**MATERIAL FOR THE TASK**
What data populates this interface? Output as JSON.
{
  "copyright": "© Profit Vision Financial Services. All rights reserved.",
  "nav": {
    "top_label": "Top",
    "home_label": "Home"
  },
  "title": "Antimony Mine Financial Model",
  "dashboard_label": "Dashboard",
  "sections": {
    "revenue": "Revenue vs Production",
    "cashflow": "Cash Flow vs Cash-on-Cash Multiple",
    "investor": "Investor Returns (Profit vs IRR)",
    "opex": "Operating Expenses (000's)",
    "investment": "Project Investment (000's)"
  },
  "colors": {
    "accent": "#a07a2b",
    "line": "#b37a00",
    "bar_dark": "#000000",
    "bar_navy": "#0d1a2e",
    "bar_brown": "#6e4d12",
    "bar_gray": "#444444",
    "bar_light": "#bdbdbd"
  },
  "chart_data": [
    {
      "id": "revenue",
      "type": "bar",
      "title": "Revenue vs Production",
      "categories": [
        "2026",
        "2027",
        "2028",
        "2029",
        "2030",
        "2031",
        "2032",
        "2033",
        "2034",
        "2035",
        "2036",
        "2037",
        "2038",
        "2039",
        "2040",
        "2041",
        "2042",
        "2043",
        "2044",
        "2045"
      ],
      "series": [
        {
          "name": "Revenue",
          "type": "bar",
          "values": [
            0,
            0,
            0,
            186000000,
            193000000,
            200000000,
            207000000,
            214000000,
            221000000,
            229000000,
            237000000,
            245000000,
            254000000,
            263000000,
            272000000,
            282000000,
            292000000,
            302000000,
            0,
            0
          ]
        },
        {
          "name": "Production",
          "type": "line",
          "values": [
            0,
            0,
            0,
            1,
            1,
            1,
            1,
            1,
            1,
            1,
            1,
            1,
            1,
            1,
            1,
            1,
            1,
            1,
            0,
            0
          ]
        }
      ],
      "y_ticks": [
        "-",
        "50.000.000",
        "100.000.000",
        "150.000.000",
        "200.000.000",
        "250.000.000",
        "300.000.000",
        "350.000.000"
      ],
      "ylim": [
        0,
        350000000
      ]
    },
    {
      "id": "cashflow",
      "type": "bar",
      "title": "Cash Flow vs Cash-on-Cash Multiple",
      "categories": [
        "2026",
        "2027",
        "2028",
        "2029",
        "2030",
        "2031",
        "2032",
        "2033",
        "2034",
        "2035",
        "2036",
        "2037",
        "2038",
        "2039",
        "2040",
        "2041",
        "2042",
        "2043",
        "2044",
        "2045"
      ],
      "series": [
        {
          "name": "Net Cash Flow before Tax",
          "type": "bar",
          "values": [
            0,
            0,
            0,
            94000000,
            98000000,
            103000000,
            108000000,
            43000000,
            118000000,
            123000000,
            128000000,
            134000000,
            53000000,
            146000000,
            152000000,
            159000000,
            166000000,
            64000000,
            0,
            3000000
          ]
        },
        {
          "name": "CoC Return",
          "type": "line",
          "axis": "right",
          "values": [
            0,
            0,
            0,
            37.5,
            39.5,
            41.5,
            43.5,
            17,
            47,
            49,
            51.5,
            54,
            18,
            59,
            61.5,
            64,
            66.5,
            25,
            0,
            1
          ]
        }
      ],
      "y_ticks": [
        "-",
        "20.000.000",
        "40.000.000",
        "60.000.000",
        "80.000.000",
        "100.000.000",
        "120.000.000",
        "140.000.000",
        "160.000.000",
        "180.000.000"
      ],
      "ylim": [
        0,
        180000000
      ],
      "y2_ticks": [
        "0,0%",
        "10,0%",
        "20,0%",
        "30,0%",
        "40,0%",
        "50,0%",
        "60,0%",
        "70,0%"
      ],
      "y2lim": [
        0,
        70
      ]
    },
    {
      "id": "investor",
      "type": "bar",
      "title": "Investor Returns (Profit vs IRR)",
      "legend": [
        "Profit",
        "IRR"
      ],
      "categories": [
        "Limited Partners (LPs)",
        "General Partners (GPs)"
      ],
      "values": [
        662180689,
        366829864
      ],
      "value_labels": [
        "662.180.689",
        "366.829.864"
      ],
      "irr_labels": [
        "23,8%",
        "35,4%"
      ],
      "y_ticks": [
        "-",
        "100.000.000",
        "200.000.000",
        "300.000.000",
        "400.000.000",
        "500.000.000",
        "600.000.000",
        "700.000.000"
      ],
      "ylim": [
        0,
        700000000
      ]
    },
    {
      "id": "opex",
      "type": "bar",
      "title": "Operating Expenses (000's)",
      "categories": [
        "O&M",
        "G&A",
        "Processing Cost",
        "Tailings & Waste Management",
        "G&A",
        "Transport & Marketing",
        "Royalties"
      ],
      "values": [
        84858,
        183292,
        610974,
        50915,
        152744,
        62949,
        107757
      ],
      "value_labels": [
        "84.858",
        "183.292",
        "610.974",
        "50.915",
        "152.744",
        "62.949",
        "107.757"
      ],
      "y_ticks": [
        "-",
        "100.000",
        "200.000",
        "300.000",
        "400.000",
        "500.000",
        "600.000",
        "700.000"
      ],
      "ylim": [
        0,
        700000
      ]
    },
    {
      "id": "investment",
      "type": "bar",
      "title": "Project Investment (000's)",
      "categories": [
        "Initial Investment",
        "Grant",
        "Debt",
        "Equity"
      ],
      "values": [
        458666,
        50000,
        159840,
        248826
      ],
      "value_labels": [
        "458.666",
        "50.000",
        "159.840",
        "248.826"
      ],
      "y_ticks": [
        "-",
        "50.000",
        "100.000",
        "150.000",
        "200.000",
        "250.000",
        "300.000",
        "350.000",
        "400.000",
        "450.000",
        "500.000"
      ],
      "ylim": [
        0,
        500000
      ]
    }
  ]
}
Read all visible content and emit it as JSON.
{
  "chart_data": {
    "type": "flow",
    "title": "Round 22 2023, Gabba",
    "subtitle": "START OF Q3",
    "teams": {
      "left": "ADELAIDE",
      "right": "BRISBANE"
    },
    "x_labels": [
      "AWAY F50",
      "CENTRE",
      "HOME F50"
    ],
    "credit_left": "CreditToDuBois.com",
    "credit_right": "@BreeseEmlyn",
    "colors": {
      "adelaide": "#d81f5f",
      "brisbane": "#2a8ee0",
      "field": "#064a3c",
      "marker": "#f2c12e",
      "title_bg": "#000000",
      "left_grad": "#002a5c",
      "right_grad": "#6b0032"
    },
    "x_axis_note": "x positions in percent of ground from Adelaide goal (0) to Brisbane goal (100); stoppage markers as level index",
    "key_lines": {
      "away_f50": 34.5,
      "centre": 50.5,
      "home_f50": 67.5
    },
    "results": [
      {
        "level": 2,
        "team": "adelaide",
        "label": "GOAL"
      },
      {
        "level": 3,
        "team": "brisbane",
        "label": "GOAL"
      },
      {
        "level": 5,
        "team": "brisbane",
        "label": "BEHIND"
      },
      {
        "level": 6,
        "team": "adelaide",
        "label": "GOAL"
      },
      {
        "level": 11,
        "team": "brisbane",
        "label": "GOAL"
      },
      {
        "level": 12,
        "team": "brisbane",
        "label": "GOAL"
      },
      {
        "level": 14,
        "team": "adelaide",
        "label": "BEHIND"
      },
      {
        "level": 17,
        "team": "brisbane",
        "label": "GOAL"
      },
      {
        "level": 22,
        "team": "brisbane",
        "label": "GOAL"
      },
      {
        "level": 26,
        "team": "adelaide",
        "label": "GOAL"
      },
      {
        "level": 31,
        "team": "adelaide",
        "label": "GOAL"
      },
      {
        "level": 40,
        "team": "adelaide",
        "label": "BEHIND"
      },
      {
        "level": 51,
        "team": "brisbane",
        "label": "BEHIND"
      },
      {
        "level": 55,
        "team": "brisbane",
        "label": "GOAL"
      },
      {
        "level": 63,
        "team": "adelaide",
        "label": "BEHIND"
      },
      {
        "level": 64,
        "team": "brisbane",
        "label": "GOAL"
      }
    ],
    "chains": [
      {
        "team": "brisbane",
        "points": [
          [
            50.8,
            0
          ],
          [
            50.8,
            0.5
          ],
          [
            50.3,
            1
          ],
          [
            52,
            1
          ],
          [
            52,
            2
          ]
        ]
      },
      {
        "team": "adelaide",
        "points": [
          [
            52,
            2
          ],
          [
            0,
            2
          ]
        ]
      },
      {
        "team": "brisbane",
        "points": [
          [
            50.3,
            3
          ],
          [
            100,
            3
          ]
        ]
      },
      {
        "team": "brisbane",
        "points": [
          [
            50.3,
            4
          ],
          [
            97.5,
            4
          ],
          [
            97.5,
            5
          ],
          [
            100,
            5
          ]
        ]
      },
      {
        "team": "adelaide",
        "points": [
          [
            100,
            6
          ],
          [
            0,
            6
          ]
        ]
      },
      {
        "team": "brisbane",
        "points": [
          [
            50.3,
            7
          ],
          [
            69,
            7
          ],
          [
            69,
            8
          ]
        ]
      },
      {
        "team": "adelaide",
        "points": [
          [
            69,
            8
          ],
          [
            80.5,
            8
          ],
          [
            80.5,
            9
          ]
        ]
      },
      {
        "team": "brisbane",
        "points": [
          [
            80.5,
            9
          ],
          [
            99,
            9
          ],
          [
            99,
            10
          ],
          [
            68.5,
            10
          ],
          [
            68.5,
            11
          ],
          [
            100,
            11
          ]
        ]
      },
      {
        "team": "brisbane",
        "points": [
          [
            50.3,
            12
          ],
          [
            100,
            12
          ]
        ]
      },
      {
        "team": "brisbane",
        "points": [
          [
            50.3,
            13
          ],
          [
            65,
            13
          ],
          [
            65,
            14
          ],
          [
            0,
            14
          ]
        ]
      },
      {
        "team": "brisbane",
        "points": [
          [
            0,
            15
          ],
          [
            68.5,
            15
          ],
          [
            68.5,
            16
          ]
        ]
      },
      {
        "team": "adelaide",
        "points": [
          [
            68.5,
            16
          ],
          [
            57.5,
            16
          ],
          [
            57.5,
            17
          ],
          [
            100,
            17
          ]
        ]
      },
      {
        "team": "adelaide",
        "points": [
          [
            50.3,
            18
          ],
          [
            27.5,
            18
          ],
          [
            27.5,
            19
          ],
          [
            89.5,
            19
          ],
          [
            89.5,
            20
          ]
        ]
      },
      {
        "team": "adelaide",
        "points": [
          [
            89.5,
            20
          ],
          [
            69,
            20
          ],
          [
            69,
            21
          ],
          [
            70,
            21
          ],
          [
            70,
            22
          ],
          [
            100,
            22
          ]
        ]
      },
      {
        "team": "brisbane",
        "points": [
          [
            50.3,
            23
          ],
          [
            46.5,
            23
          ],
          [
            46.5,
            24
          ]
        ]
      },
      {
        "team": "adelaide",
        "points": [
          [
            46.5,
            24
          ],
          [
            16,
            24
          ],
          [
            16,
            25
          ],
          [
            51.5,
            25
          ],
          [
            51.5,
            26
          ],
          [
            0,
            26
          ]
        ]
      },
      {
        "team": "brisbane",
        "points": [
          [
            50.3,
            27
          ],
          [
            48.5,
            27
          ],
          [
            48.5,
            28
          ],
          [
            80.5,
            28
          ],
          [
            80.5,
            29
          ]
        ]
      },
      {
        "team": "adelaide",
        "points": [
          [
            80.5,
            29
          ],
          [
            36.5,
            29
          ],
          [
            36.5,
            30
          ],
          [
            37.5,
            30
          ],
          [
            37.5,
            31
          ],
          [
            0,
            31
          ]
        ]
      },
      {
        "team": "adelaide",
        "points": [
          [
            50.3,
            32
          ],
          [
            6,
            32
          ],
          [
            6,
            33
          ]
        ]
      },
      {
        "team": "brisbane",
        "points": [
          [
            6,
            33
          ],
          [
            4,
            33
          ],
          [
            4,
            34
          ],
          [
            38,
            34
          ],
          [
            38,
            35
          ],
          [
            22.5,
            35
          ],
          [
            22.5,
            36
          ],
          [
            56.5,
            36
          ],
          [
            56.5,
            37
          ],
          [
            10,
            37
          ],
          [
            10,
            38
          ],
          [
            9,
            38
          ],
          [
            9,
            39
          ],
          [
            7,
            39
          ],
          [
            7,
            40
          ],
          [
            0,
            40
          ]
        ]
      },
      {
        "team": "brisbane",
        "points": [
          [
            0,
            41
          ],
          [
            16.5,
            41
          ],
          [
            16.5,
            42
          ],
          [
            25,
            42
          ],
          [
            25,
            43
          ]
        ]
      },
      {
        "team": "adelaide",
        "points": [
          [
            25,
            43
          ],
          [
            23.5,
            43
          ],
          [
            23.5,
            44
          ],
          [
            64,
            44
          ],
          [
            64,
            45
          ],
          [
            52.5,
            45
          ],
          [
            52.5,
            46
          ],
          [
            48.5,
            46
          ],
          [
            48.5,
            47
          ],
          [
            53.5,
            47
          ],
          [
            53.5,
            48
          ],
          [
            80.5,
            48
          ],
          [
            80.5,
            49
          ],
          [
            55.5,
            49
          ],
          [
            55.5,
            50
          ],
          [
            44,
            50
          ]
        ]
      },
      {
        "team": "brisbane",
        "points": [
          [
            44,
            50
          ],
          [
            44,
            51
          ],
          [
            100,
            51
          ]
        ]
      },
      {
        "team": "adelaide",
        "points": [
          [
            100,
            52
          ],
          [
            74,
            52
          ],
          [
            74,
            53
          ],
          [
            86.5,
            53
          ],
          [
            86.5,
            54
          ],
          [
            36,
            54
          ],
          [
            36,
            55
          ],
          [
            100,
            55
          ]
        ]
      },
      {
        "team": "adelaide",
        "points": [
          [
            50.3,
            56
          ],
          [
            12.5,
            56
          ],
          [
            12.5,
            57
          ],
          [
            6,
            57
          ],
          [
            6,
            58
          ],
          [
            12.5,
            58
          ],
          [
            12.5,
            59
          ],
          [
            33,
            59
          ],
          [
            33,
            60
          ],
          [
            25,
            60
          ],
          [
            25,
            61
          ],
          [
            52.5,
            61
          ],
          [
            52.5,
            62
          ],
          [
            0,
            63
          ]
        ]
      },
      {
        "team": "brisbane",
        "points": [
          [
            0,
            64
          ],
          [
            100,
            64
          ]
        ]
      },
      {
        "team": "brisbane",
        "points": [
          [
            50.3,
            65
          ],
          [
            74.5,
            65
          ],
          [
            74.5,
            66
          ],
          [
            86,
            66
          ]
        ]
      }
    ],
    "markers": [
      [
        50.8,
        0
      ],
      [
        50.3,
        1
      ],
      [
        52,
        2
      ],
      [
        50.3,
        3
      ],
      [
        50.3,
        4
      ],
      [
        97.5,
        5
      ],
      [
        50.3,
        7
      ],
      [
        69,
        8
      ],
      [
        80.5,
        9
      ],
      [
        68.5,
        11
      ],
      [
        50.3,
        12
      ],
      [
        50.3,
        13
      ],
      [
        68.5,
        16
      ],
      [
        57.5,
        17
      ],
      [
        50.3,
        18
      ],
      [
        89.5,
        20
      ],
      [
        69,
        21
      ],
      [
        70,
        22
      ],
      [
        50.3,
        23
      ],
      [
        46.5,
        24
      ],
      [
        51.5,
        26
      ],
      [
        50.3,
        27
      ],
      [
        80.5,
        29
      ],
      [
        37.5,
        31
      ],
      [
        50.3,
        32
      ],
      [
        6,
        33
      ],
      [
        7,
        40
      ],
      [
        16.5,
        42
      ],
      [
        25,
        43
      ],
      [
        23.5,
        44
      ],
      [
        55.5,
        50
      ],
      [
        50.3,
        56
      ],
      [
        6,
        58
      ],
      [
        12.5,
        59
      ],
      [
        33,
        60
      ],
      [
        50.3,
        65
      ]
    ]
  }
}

**WHAT YOU HAVE TO DO**
From the entries above, pull out each line that includes "Expenses".

**FINISHED TASK**
    "opex": "Operating Expenses (000's)",
      "title": "Operating Expenses (000's)",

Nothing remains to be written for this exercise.